# DATA RECORDS
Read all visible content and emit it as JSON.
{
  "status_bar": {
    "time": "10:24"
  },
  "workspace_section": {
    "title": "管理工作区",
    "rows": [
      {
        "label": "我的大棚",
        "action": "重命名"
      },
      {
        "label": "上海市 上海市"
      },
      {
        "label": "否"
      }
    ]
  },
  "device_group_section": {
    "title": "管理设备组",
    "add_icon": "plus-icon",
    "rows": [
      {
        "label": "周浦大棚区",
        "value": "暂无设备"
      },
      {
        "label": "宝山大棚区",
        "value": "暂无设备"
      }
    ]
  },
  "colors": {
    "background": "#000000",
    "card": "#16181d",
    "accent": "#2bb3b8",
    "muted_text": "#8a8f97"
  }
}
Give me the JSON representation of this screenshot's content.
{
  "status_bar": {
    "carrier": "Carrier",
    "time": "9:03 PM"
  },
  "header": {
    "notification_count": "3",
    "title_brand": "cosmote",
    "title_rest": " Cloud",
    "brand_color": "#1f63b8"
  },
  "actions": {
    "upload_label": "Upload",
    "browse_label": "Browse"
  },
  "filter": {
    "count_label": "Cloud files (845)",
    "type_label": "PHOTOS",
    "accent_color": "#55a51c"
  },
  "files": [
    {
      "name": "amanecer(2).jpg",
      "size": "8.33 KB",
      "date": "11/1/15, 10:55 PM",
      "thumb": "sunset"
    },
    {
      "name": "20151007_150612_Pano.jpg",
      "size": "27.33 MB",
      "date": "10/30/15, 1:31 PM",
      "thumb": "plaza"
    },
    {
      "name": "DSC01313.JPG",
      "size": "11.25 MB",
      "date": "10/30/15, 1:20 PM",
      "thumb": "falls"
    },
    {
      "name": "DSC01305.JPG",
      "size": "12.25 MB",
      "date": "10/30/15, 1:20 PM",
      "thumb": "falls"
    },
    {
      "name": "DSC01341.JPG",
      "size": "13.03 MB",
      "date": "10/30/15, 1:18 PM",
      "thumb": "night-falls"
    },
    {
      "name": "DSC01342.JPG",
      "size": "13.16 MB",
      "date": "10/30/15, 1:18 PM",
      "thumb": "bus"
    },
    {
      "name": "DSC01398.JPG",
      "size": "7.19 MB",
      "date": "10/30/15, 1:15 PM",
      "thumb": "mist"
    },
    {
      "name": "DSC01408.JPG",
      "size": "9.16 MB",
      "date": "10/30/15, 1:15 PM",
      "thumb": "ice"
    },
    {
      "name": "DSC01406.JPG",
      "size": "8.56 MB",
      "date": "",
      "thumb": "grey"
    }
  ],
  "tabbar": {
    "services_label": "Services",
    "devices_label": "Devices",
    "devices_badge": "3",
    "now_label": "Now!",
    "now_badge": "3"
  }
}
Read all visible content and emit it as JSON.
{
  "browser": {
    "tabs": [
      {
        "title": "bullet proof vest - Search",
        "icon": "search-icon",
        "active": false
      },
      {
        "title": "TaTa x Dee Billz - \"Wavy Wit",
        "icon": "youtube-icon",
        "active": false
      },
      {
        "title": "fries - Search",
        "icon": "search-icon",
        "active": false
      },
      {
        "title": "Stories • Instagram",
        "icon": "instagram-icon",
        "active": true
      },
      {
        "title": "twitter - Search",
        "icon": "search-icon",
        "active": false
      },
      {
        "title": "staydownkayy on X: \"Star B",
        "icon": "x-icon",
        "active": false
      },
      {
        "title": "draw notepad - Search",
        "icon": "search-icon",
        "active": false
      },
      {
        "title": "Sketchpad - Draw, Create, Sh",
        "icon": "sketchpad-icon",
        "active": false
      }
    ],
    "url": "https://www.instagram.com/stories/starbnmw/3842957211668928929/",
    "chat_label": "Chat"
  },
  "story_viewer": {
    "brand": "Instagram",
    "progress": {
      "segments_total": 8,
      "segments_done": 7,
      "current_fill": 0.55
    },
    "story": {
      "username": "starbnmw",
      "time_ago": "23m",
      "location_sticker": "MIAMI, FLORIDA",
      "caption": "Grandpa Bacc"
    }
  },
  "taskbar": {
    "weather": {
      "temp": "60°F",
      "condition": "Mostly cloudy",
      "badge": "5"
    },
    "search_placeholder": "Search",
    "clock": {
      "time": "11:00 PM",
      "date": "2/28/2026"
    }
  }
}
==
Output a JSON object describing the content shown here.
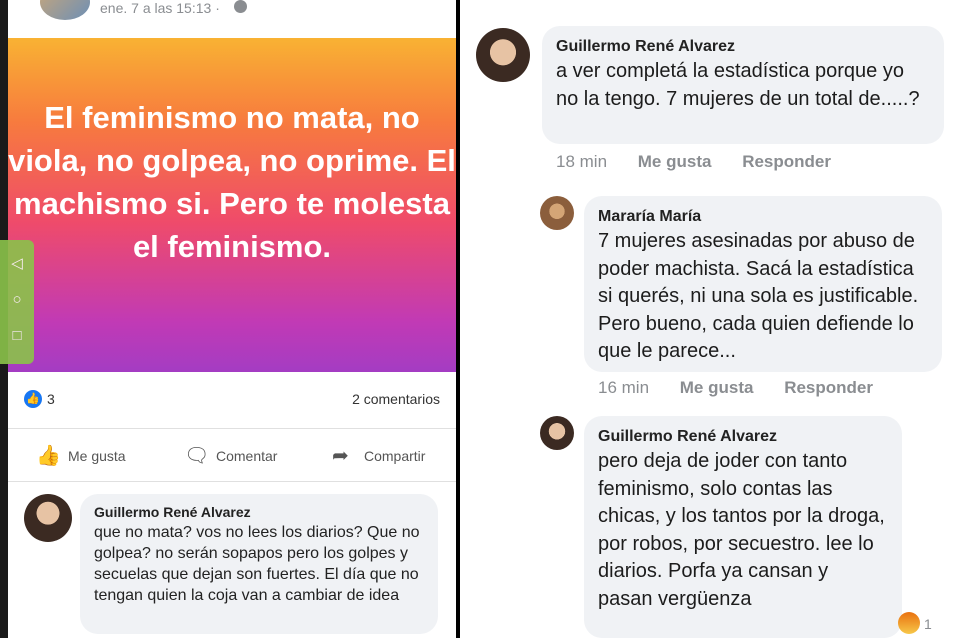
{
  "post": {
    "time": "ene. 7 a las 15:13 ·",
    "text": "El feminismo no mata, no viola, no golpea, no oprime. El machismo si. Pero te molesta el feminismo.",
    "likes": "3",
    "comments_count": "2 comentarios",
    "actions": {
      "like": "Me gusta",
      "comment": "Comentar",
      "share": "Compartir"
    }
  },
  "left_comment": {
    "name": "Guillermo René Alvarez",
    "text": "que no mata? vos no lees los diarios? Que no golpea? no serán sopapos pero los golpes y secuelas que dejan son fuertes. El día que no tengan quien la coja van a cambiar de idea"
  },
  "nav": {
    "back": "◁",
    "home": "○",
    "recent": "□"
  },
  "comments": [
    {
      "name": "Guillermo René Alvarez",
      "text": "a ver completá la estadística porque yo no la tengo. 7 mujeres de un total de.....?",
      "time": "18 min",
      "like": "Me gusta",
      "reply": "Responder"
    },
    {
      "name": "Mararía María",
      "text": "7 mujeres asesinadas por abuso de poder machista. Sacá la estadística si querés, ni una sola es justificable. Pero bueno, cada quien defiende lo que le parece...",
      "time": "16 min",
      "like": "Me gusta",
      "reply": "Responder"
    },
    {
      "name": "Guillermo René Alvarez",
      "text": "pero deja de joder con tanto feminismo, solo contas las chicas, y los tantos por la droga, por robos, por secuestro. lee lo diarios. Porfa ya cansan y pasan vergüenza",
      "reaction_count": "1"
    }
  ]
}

# EXERCISE DETAILS
Copy every line in the listing above where the string "thumb" turns up.

# THE ANSWER
      "thumb": "sunset"
      "thumb": "plaza"
      "thumb": "falls"
      "thumb": "falls"
      "thumb": "night-falls"
      "thumb": "bus"
      "thumb": "mist"
      "thumb": "ice"
      "thumb": "grey"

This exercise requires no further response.